>> BEGIN
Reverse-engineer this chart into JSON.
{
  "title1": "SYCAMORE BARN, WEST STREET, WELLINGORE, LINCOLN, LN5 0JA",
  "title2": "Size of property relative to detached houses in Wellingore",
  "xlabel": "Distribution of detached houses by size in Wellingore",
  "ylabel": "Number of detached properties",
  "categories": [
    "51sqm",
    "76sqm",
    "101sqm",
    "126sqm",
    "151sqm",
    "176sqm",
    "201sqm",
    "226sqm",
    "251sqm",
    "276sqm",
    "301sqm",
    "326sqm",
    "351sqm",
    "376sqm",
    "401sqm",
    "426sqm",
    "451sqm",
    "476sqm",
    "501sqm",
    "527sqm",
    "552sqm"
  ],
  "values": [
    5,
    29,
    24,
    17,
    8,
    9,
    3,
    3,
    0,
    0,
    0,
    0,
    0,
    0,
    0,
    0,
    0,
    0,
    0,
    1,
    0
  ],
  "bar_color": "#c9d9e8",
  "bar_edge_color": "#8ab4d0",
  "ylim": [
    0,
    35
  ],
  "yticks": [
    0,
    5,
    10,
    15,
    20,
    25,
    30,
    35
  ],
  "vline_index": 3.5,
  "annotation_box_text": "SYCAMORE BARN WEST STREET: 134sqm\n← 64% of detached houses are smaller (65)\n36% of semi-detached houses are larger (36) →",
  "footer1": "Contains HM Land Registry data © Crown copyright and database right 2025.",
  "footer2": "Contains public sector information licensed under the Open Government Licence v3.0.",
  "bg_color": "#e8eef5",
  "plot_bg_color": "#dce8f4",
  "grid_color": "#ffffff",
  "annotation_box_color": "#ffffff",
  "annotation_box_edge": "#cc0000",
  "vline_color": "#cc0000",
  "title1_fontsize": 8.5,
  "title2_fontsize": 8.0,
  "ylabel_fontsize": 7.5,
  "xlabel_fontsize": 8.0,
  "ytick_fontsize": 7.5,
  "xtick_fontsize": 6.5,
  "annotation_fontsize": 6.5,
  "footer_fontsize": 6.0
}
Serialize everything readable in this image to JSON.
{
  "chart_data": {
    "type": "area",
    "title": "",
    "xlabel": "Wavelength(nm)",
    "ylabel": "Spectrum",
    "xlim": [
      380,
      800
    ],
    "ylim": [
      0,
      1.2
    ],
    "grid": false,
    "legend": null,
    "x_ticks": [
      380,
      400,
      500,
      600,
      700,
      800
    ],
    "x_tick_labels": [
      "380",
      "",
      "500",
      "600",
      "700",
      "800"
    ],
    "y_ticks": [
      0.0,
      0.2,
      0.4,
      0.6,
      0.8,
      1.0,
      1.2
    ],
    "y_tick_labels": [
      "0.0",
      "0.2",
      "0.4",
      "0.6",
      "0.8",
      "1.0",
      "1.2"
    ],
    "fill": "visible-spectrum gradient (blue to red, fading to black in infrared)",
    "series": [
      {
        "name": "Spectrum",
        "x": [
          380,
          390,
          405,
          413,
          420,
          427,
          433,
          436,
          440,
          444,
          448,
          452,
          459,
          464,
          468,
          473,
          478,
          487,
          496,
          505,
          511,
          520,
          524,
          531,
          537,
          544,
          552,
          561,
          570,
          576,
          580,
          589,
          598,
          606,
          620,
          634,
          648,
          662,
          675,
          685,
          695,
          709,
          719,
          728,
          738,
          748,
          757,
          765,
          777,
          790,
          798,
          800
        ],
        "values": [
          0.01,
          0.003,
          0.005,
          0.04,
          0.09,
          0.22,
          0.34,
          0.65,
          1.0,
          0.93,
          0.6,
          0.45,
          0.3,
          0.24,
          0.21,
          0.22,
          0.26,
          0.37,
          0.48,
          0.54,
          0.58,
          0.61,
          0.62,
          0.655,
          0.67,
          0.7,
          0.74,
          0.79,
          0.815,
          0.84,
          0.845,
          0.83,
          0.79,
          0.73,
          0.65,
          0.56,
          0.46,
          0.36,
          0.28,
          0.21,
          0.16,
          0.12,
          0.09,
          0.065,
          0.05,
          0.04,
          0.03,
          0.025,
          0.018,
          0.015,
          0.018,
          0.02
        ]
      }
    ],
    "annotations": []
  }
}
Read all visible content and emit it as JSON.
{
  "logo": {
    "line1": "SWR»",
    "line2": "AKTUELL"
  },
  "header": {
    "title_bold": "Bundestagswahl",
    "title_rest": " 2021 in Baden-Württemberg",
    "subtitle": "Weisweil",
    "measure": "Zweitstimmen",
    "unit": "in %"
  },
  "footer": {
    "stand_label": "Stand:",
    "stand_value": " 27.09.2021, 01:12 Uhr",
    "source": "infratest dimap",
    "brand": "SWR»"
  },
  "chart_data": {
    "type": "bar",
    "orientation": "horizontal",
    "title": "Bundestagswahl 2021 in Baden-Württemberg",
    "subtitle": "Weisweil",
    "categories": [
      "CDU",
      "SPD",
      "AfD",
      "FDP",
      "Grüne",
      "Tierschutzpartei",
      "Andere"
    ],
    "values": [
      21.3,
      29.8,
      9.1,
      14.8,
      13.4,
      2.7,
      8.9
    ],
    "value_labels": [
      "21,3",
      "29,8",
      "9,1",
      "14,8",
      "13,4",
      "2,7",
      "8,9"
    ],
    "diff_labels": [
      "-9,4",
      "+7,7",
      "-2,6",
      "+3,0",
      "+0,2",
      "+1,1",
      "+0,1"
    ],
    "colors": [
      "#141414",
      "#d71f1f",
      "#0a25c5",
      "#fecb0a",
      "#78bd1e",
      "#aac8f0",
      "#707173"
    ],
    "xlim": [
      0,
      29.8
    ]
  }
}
>> END
Exercise requirements – The whole listing above needs to be written out again exactly.

Finished exercise –
Reverse-engineer this chart into JSON.
{
  "title1": "SYCAMORE BARN, WEST STREET, WELLINGORE, LINCOLN, LN5 0JA",
  "title2": "Size of property relative to detached houses in Wellingore",
  "xlabel": "Distribution of detached houses by size in Wellingore",
  "ylabel": "Number of detached properties",
  "categories": [
    "51sqm",
    "76sqm",
    "101sqm",
    "126sqm",
    "151sqm",
    "176sqm",
    "201sqm",
    "226sqm",
    "251sqm",
    "276sqm",
    "301sqm",
    "326sqm",
    "351sqm",
    "376sqm",
    "401sqm",
    "426sqm",
    "451sqm",
    "476sqm",
    "501sqm",
    "527sqm",
    "552sqm"
  ],
  "values": [
    5,
    29,
    24,
    17,
    8,
    9,
    3,
    3,
    0,
    0,
    0,
    0,
    0,
    0,
    0,
    0,
    0,
    0,
    0,
    1,
    0
  ],
  "bar_color": "#c9d9e8",
  "bar_edge_color": "#8ab4d0",
  "ylim": [
    0,
    35
  ],
  "yticks": [
    0,
    5,
    10,
    15,
    20,
    25,
    30,
    35
  ],
  "vline_index": 3.5,
  "annotation_box_text": "SYCAMORE BARN WEST STREET: 134sqm\n← 64% of detached houses are smaller (65)\n36% of semi-detached houses are larger (36) →",
  "footer1": "Contains HM Land Registry data © Crown copyright and database right 2025.",
  "footer2": "Contains public sector information licensed under the Open Government Licence v3.0.",
  "bg_color": "#e8eef5",
  "plot_bg_color": "#dce8f4",
  "grid_color": "#ffffff",
  "annotation_box_color": "#ffffff",
  "annotation_box_edge": "#cc0000",
  "vline_color": "#cc0000",
  "title1_fontsize": 8.5,
  "title2_fontsize": 8.0,
  "ylabel_fontsize": 7.5,
  "xlabel_fontsize": 8.0,
  "ytick_fontsize": 7.5,
  "xtick_fontsize": 6.5,
  "annotation_fontsize": 6.5,
  "footer_fontsize": 6.0
}
Serialize everything readable in this image to JSON.
{
  "chart_data": {
    "type": "area",
    "title": "",
    "xlabel": "Wavelength(nm)",
    "ylabel": "Spectrum",
    "xlim": [
      380,
      800
    ],
    "ylim": [
      0,
      1.2
    ],
    "grid": false,
    "legend": null,
    "x_ticks": [
      380,
      400,
      500,
      600,
      700,
      800
    ],
    "x_tick_labels": [
      "380",
      "",
      "500",
      "600",
      "700",
      "800"
    ],
    "y_ticks": [
      0.0,
      0.2,
      0.4,
      0.6,
      0.8,
      1.0,
      1.2
    ],
    "y_tick_labels": [
      "0.0",
      "0.2",
      "0.4",
      "0.6",
      "0.8",
      "1.0",
      "1.2"
    ],
    "fill": "visible-spectrum gradient (blue to red, fading to black in infrared)",
    "series": [
      {
        "name": "Spectrum",
        "x": [
          380,
          390,
          405,
          413,
          420,
          427,
          433,
          436,
          440,
          444,
          448,
          452,
          459,
          464,
          468,
          473,
          478,
          487,
          496,
          505,
          511,
          520,
          524,
          531,
          537,
          544,
          552,
          561,
          570,
          576,
          580,
          589,
          598,
          606,
          620,
          634,
          648,
          662,
          675,
          685,
          695,
          709,
          719,
          728,
          738,
          748,
          757,
          765,
          777,
          790,
          798,
          800
        ],
        "values": [
          0.01,
          0.003,
          0.005,
          0.04,
          0.09,
          0.22,
          0.34,
          0.65,
          1.0,
          0.93,
          0.6,
          0.45,
          0.3,
          0.24,
          0.21,
          0.22,
          0.26,
          0.37,
          0.48,
          0.54,
          0.58,
          0.61,
          0.62,
          0.655,
          0.67,
          0.7,
          0.74,
          0.79,
          0.815,
          0.84,
          0.845,
          0.83,
          0.79,
          0.73,
          0.65,
          0.56,
          0.46,
          0.36,
          0.28,
          0.21,
          0.16,
          0.12,
          0.09,
          0.065,
          0.05,
          0.04,
          0.03,
          0.025,
          0.018,
          0.015,
          0.018,
          0.02
        ]
      }
    ],
    "annotations": []
  }
}
Read all visible content and emit it as JSON.
{
  "logo": {
    "line1": "SWR»",
    "line2": "AKTUELL"
  },
  "header": {
    "title_bold": "Bundestagswahl",
    "title_rest": " 2021 in Baden-Württemberg",
    "subtitle": "Weisweil",
    "measure": "Zweitstimmen",
    "unit": "in %"
  },
  "footer": {
    "stand_label": "Stand:",
    "stand_value": " 27.09.2021, 01:12 Uhr",
    "source": "infratest dimap",
    "brand": "SWR»"
  },
  "chart_data": {
    "type": "bar",
    "orientation": "horizontal",
    "title": "Bundestagswahl 2021 in Baden-Württemberg",
    "subtitle": "Weisweil",
    "categories": [
      "CDU",
      "SPD",
      "AfD",
      "FDP",
      "Grüne",
      "Tierschutzpartei",
      "Andere"
    ],
    "values": [
      21.3,
      29.8,
      9.1,
      14.8,
      13.4,
      2.7,
      8.9
    ],
    "value_labels": [
      "21,3",
      "29,8",
      "9,1",
      "14,8",
      "13,4",
      "2,7",
      "8,9"
    ],
    "diff_labels": [
      "-9,4",
      "+7,7",
      "-2,6",
      "+3,0",
      "+0,2",
      "+1,1",
      "+0,1"
    ],
    "colors": [
      "#141414",
      "#d71f1f",
      "#0a25c5",
      "#fecb0a",
      "#78bd1e",
      "#aac8f0",
      "#707173"
    ],
    "xlim": [
      0,
      29.8
    ]
  }
}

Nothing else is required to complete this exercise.